■ Selected extract ■
== Segment start ==
Bacteriophages, also called phages, are viruses that specifically infect bacteria and we can confirm their presence and quantify them using a tool called the plaque assay. Bacteriophages infect their susceptible hosts by first attaching to the bacterial cell wall and injecting their genetic material. Then, they hijack the cell’s biosynthetic machinery to replicate their DNA and produce numerous progeny phage particles, which they then release by lysing and killing the host cell.

This lytic activity is the basis of a widely used phage enumerating technique known as the plaque assay or double agar layer assay. Here, a bacteriophage mix is first prepared in a molten nutrient broth containing low concentration agar. All bacteria used in the mix should be alive and actively dividing in the log phase of their growth, which will ensure that a large percentage of the bacteria are viable and able to form a dense lawn around the plaques. Next, this molten bacterial-phage agar mix is spread over a more solid, concentrated agar nutrient medium which is already solidified on a Petri dish. On incubation at room temperature, the low concentration agar-phage-bacteria broth also solidifies to form a soft agar overlay.

Here, the bacterial cells can derive additional nutrients from the bottom layer and should rapidly multiply to produce a confluent lawn of bacteria. However, as phage particles are also present in the soft layer, these will infect and replicate their genetic material within the bacteria, culminating in cell lysis, which releases multiple progeny. These phage progeny then infect the neighboring cells, as the semi-solid state of the bacteria-phage layer restricts their movement to more distantly located host cells. This cycle of infection and lysis continues over multiple rounds, killing a large number of bacteria in a localized area. The effect of the neighboring cells being destroyed, is to produce a single circular clear zone, called a plaque, which can be seen by the naked eye, effectively amplifying the bacteria lytic activity of the phage and enabling their enumeration.

The number of plaques on a Petri dish are referred to as Plaque-Forming Units, or PFUs, and, providing the initial bacteriophage concentration was sufficiently dilute, should directly correspond to the number of infective phage particles in the original sample. This technique can also be used for characterization of plaque morphology, to aid in identification of phage types, or to isolate phage mutants. In this lab, you will learn how to perform the plaque assay for enumerating phages, using the T7 phage of E. coli as an example.

First, identify a suitable medium for the culturing of the host bacterial cells and the bacteriophage. Here lysogeny broth, or LB medium, was used to culture E. coli and the T7 phage. Next, take three clean glass bottles and label them with media, name, and then the first as LB-Broth, the second as LB-Bottom Agar, and the third as LB-Top Agar. Now, weigh out four grams of pre-formulated LB powder in three sets and then transfer one set of weighed dried media into each bottle. Add 200 milliliters of water to the first bottle. Mix the contents using a magnetic stir bar.
== Segment end ==
■ Data ■
== Segment start ==
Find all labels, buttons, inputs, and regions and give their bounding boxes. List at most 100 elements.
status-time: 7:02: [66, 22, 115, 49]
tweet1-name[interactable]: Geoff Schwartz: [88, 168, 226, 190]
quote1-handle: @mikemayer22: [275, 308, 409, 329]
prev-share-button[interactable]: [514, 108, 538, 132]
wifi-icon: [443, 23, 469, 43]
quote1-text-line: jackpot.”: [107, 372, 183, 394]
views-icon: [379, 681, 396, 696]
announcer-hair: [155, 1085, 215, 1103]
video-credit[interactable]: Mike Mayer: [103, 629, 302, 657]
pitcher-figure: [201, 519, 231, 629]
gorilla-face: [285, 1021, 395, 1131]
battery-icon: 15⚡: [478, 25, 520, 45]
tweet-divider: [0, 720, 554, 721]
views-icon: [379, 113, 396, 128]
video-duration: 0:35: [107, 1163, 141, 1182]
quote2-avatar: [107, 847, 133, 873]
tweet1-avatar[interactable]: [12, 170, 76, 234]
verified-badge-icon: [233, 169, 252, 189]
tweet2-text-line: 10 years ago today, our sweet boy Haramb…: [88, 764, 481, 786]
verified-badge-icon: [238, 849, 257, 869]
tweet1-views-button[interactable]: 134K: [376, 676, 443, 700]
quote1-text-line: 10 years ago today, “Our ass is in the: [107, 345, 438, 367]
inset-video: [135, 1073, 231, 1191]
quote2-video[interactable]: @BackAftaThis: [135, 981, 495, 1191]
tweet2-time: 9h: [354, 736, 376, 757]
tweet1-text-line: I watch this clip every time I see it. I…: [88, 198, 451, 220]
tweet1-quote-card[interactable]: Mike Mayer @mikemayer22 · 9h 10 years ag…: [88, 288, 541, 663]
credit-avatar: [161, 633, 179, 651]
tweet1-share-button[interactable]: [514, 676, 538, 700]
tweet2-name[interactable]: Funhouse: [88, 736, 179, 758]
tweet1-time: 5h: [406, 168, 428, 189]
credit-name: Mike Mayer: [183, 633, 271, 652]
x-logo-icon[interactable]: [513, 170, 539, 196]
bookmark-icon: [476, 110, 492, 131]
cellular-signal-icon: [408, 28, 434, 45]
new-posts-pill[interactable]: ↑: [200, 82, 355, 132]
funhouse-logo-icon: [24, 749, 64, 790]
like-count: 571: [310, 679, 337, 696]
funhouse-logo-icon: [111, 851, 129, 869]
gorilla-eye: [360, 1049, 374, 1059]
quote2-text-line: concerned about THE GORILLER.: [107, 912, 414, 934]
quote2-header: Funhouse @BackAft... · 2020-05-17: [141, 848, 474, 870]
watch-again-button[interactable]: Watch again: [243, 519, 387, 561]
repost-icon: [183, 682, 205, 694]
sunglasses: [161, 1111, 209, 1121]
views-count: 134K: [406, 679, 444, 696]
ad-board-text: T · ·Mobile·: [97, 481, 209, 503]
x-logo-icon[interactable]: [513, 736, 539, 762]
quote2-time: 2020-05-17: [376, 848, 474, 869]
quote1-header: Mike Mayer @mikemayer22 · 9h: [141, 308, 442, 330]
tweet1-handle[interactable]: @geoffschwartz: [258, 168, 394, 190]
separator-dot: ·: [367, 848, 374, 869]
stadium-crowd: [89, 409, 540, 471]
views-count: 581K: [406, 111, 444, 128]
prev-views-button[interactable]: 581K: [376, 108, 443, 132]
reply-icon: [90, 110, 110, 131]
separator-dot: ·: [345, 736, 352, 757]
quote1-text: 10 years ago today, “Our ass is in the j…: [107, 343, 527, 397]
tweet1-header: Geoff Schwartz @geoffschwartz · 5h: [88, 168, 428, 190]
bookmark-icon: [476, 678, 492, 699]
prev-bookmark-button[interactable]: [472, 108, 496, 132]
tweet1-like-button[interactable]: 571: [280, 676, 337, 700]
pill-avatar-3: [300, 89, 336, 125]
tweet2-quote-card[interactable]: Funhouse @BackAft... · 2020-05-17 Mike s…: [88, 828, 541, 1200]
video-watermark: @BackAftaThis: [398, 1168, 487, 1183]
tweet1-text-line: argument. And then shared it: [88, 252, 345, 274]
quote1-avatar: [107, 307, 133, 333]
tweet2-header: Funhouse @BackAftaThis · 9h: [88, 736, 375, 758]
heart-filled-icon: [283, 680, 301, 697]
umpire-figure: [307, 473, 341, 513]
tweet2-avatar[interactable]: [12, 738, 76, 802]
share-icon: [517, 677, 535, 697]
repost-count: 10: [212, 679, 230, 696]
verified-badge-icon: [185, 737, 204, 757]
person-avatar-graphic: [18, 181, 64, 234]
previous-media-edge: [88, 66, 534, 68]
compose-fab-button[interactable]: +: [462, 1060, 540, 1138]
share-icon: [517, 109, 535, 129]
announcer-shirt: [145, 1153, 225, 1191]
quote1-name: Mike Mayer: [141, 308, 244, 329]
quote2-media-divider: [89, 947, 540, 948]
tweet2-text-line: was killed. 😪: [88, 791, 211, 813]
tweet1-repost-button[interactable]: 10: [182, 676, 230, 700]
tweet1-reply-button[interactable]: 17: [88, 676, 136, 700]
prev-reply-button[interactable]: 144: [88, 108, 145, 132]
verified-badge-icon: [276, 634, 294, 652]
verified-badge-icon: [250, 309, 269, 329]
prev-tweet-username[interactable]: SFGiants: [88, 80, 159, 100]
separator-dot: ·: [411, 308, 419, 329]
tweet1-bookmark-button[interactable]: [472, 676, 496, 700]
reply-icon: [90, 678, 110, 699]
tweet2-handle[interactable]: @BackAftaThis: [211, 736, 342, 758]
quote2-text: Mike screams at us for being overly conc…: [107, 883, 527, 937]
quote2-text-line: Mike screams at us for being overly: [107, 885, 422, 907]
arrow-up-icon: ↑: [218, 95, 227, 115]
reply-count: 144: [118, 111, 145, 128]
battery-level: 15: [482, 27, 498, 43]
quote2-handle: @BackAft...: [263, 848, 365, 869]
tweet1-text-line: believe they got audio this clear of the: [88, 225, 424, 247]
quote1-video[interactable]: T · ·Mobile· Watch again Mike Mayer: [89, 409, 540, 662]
== Segment end ==
■ Requirement ■
Answer from the plaque assay text:
(a) In which phase of growth should the bacteria in the phage mix be?
(b) What are the plaques counted on a Petri dish called?
(c) How much water goes into the first bottle?

■ Answer space ■
(a) The log phase, alive and actively dividing.
(b) Plaque-Forming Units, or PFUs.
(c) 200 milliliters.